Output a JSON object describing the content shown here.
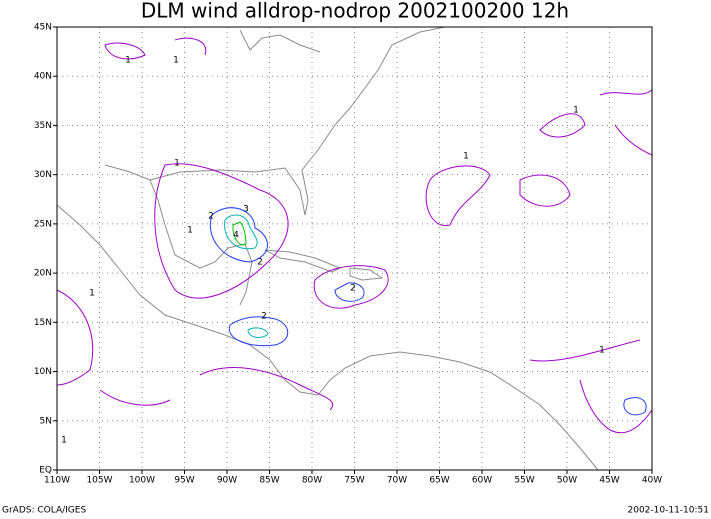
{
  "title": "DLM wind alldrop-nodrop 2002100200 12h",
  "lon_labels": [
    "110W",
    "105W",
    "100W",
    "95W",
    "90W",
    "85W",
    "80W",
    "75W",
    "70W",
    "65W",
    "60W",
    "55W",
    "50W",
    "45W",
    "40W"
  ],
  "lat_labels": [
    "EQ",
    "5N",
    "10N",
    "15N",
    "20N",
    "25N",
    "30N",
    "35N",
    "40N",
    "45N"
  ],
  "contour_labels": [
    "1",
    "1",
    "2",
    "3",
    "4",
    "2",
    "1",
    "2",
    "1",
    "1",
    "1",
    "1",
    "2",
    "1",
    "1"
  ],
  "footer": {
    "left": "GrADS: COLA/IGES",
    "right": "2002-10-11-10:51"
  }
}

------------------------------------------------

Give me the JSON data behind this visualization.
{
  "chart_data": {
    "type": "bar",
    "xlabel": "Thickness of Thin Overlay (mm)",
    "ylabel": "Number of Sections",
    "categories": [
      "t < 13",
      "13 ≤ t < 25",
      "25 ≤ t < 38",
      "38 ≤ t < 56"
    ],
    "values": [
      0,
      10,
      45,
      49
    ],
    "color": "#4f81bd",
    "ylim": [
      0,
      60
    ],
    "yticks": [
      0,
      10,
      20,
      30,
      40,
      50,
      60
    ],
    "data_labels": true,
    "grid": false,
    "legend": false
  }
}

------------------------------------------------

■ GOAL
Filter the records above and return every line that holds the word "JSON".

■ RESPONSE TO THIS TASK
Output a JSON object describing the content shown here.
Give me the JSON data behind this visualization.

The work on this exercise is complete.